Assignment: Count the lines in the entries that contain the string "name". State nothing but the number.

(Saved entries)
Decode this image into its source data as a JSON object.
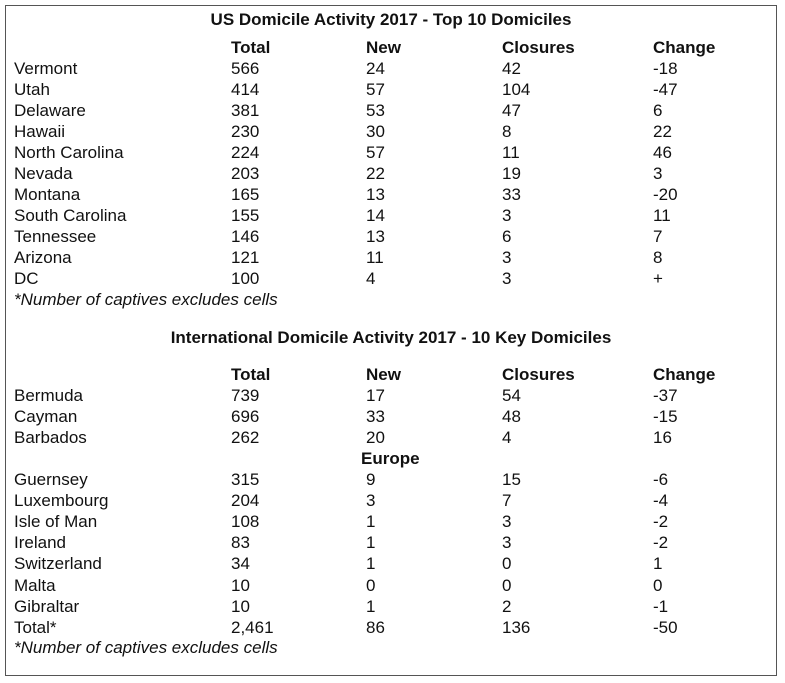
{
  "us": {
    "title": "US Domicile Activity 2017 - Top 10 Domiciles",
    "headers": [
      "",
      "Total",
      "New",
      "Closures",
      "Change"
    ],
    "rows": [
      [
        "Vermont",
        "566",
        "24",
        "42",
        "-18"
      ],
      [
        "Utah",
        "414",
        "57",
        "104",
        "-47"
      ],
      [
        "Delaware",
        "381",
        "53",
        "47",
        "6"
      ],
      [
        "Hawaii",
        "230",
        "30",
        "8",
        "22"
      ],
      [
        "North Carolina",
        "224",
        "57",
        "11",
        "46"
      ],
      [
        "Nevada",
        "203",
        "22",
        "19",
        "3"
      ],
      [
        "Montana",
        "165",
        "13",
        "33",
        "-20"
      ],
      [
        "South Carolina",
        "155",
        "14",
        "3",
        "11"
      ],
      [
        "Tennessee",
        "146",
        "13",
        "6",
        "7"
      ],
      [
        "Arizona",
        "121",
        "11",
        "3",
        "8"
      ],
      [
        "DC",
        "100",
        "4",
        "3",
        "+"
      ]
    ],
    "note": "*Number of captives excludes cells"
  },
  "intl": {
    "title": "International Domicile Activity 2017 - 10 Key Domiciles",
    "headers": [
      "",
      "Total",
      "New",
      "Closures",
      "Change"
    ],
    "rows_a": [
      [
        "Bermuda",
        "739",
        "17",
        "54",
        "-37"
      ],
      [
        "Cayman",
        "696",
        "33",
        "48",
        "-15"
      ],
      [
        "Barbados",
        "262",
        "20",
        "4",
        "16"
      ]
    ],
    "section_label": "Europe",
    "rows_b": [
      [
        "Guernsey",
        "315",
        "9",
        "15",
        "-6"
      ],
      [
        "Luxembourg",
        "204",
        "3",
        "7",
        "-4"
      ],
      [
        "Isle of Man",
        "108",
        "1",
        "3",
        "-2"
      ],
      [
        "Ireland",
        "83",
        "1",
        "3",
        "-2"
      ],
      [
        "Switzerland",
        "34",
        "1",
        "0",
        "1"
      ],
      [
        "Malta",
        "10",
        "0",
        "0",
        "0"
      ],
      [
        "Gibraltar",
        "10",
        "1",
        "2",
        "-1"
      ],
      [
        "Total*",
        "2,461",
        "86",
        "136",
        "-50"
      ]
    ],
    "note": "*Number of captives excludes cells"
  }
}
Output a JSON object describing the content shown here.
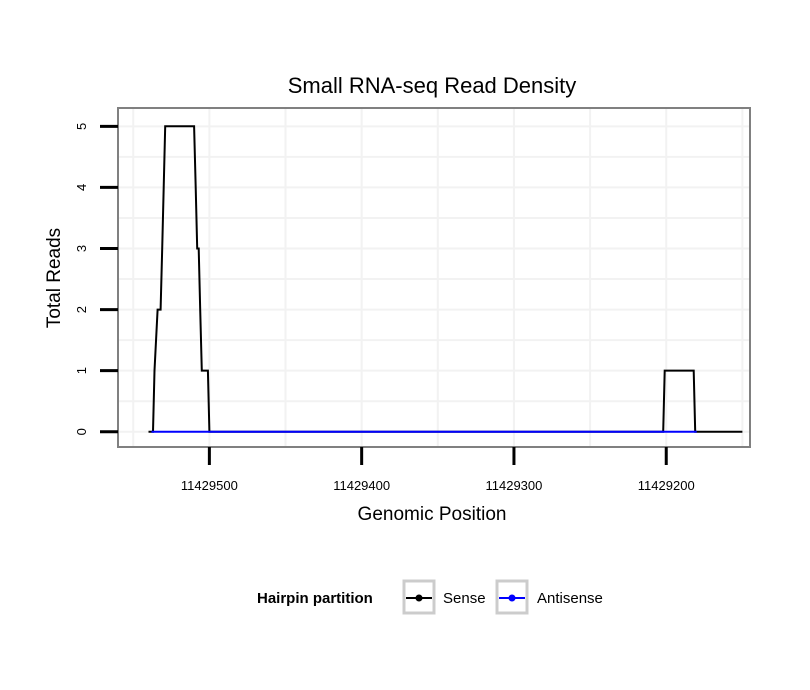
{
  "chart_data": {
    "type": "line",
    "title": "Small RNA-seq Read Density",
    "xlabel": "Genomic Position",
    "ylabel": "Total Reads",
    "x_reversed": true,
    "xlim": [
      11429560,
      11429145
    ],
    "ylim": [
      -0.25,
      5.3
    ],
    "x_ticks": [
      11429500,
      11429400,
      11429300,
      11429200
    ],
    "x_tick_labels": [
      "11429500",
      "11429400",
      "11429300",
      "11429200"
    ],
    "y_ticks": [
      0,
      1,
      2,
      3,
      4,
      5
    ],
    "y_tick_labels": [
      "0",
      "1",
      "2",
      "3",
      "4",
      "5"
    ],
    "grid": true,
    "series": [
      {
        "name": "Sense",
        "color": "#000000",
        "x": [
          11429540,
          11429537,
          11429536,
          11429534,
          11429533,
          11429532,
          11429531,
          11429530,
          11429529,
          11429510,
          11429509,
          11429508,
          11429507,
          11429506,
          11429505,
          11429501,
          11429500,
          11429400,
          11429300,
          11429203,
          11429202,
          11429201,
          11429200,
          11429190,
          11429182,
          11429181,
          11429150
        ],
        "y": [
          0,
          0,
          1,
          2,
          2,
          2,
          3,
          4,
          5,
          5,
          4,
          3,
          3,
          2,
          1,
          1,
          0,
          0,
          0,
          0,
          0,
          1,
          1,
          1,
          1,
          0,
          0
        ]
      },
      {
        "name": "Antisense",
        "color": "#0000ff",
        "x": [
          11429538,
          11429506,
          11429500,
          11429203,
          11429180
        ],
        "y": [
          0,
          0,
          0,
          0,
          0
        ]
      }
    ],
    "legend": {
      "title": "Hairpin partition",
      "position": "bottom",
      "entries": [
        "Sense",
        "Antisense"
      ]
    }
  }
}
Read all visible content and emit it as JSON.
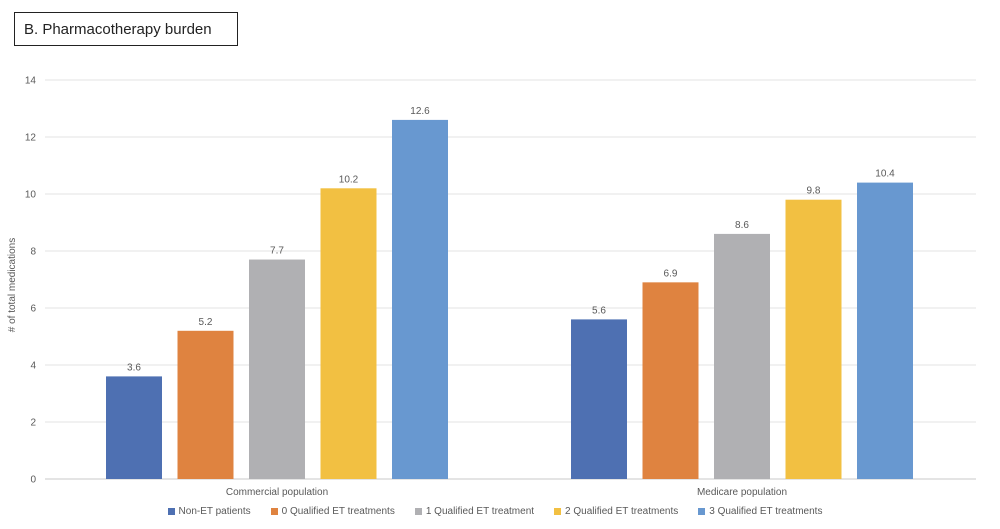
{
  "chart_data": {
    "type": "bar",
    "title": "B. Pharmacotherapy burden",
    "ylabel": "# of total medications",
    "xlabel": "",
    "ylim": [
      0,
      14
    ],
    "yticks": [
      0,
      2,
      4,
      6,
      8,
      10,
      12,
      14
    ],
    "grid": true,
    "legend_position": "bottom",
    "categories": [
      "Commercial population",
      "Medicare population"
    ],
    "series": [
      {
        "name": "Non-ET patients",
        "color": "#4e70b2",
        "values": [
          3.6,
          5.6
        ],
        "labels": [
          "3.6",
          "5.6"
        ]
      },
      {
        "name": "0 Qualified ET treatments",
        "color": "#df8340",
        "values": [
          5.2,
          6.9
        ],
        "labels": [
          "5.2",
          "6.9"
        ]
      },
      {
        "name": "1 Qualified ET treatment",
        "color": "#b0b0b3",
        "values": [
          7.7,
          8.6
        ],
        "labels": [
          "7.7",
          "8.6"
        ]
      },
      {
        "name": "2 Qualified ET treatments",
        "color": "#f2c042",
        "values": [
          10.2,
          9.8
        ],
        "labels": [
          "10.2",
          "9.8"
        ]
      },
      {
        "name": "3 Qualified ET treatments",
        "color": "#6898d0",
        "values": [
          12.6,
          10.4
        ],
        "labels": [
          "12.6",
          "10.4"
        ]
      }
    ]
  }
}
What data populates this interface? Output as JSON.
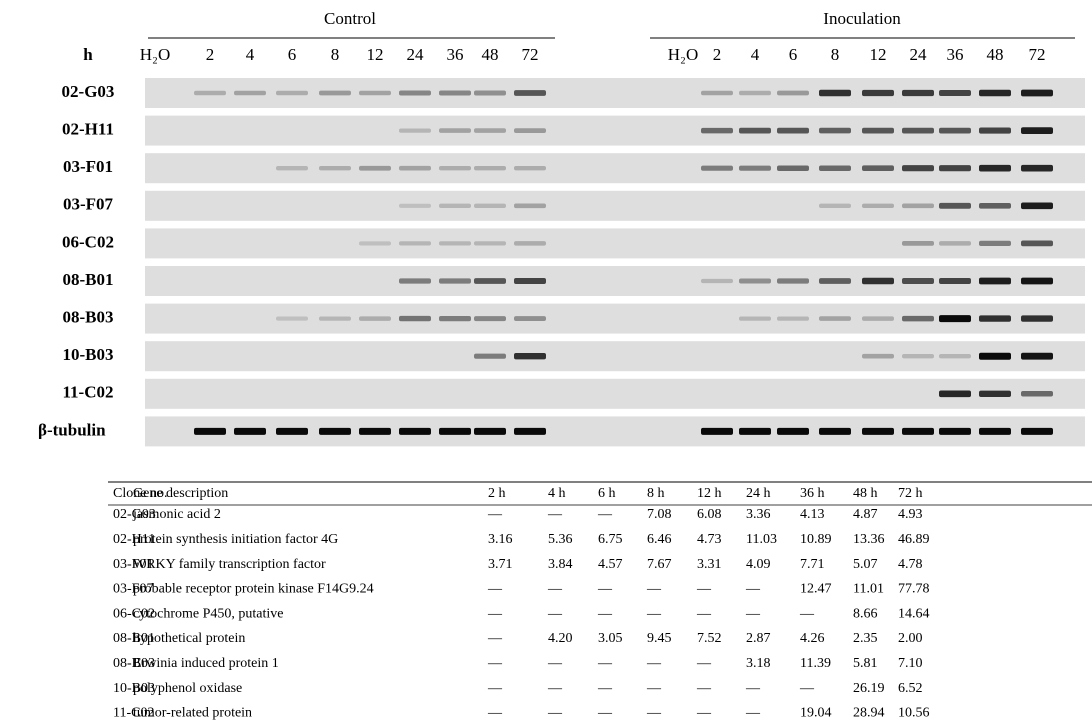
{
  "gel": {
    "groups": [
      "Control",
      "Inoculation"
    ],
    "hour_header": "h",
    "lanes": [
      "H₂O",
      "2",
      "4",
      "6",
      "8",
      "12",
      "24",
      "36",
      "48",
      "72"
    ],
    "rows": [
      "02-G03",
      "02-H11",
      "03-F01",
      "03-F07",
      "06-C02",
      "08-B01",
      "08-B03",
      "10-B03",
      "11-C02",
      "β-tubulin"
    ]
  },
  "table": {
    "header": [
      "Clone no.",
      "Gene description",
      "2 h",
      "4 h",
      "6 h",
      "8 h",
      "12 h",
      "24 h",
      "36 h",
      "48 h",
      "72 h"
    ],
    "rows": [
      [
        "02-G03",
        "jasmonic acid 2",
        "—",
        "—",
        "—",
        "7.08",
        "6.08",
        "3.36",
        "4.13",
        "4.87",
        "4.93"
      ],
      [
        "02-H11",
        "protein synthesis initiation factor 4G",
        "3.16",
        "5.36",
        "6.75",
        "6.46",
        "4.73",
        "11.03",
        "10.89",
        "13.36",
        "46.89"
      ],
      [
        "03-F01",
        "WRKY family transcription factor",
        "3.71",
        "3.84",
        "4.57",
        "7.67",
        "3.31",
        "4.09",
        "7.71",
        "5.07",
        "4.78"
      ],
      [
        "03-F07",
        "probable receptor protein kinase F14G9.24",
        "—",
        "—",
        "—",
        "—",
        "—",
        "—",
        "12.47",
        "11.01",
        "77.78"
      ],
      [
        "06-C02",
        "cytochrome P450, putative",
        "—",
        "—",
        "—",
        "—",
        "—",
        "—",
        "—",
        "8.66",
        "14.64"
      ],
      [
        "08-B01",
        "hypothetical protein",
        "—",
        "4.20",
        "3.05",
        "9.45",
        "7.52",
        "2.87",
        "4.26",
        "2.35",
        "2.00"
      ],
      [
        "08-B03",
        "Erwinia induced protein 1",
        "—",
        "—",
        "—",
        "—",
        "—",
        "3.18",
        "11.39",
        "5.81",
        "7.10"
      ],
      [
        "10-B03",
        "polyphenol oxidase",
        "—",
        "—",
        "—",
        "—",
        "—",
        "—",
        "—",
        "26.19",
        "6.52"
      ],
      [
        "11-C02",
        "tumor-related protein",
        "—",
        "—",
        "—",
        "—",
        "—",
        "—",
        "19.04",
        "28.94",
        "10.56"
      ]
    ]
  }
}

Your response: 7